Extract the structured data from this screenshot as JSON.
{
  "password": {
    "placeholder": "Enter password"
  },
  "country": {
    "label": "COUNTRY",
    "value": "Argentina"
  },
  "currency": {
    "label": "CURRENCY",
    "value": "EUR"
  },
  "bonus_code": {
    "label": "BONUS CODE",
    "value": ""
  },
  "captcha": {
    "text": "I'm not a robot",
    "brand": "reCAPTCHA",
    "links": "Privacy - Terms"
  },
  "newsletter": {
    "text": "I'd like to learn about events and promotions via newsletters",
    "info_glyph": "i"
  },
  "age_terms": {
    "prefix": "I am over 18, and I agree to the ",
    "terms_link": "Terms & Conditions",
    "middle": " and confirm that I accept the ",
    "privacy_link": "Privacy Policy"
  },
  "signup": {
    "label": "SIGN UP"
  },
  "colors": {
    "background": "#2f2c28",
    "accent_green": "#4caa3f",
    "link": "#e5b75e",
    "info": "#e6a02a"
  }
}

What you will do — Each line of the material must be restated exactly.

Task answer —
Extract the structured data from this screenshot as JSON.
{
  "password": {
    "placeholder": "Enter password"
  },
  "country": {
    "label": "COUNTRY",
    "value": "Argentina"
  },
  "currency": {
    "label": "CURRENCY",
    "value": "EUR"
  },
  "bonus_code": {
    "label": "BONUS CODE",
    "value": ""
  },
  "captcha": {
    "text": "I'm not a robot",
    "brand": "reCAPTCHA",
    "links": "Privacy - Terms"
  },
  "newsletter": {
    "text": "I'd like to learn about events and promotions via newsletters",
    "info_glyph": "i"
  },
  "age_terms": {
    "prefix": "I am over 18, and I agree to the ",
    "terms_link": "Terms & Conditions",
    "middle": " and confirm that I accept the ",
    "privacy_link": "Privacy Policy"
  },
  "signup": {
    "label": "SIGN UP"
  },
  "colors": {
    "background": "#2f2c28",
    "accent_green": "#4caa3f",
    "link": "#e5b75e",
    "info": "#e6a02a"
  }
}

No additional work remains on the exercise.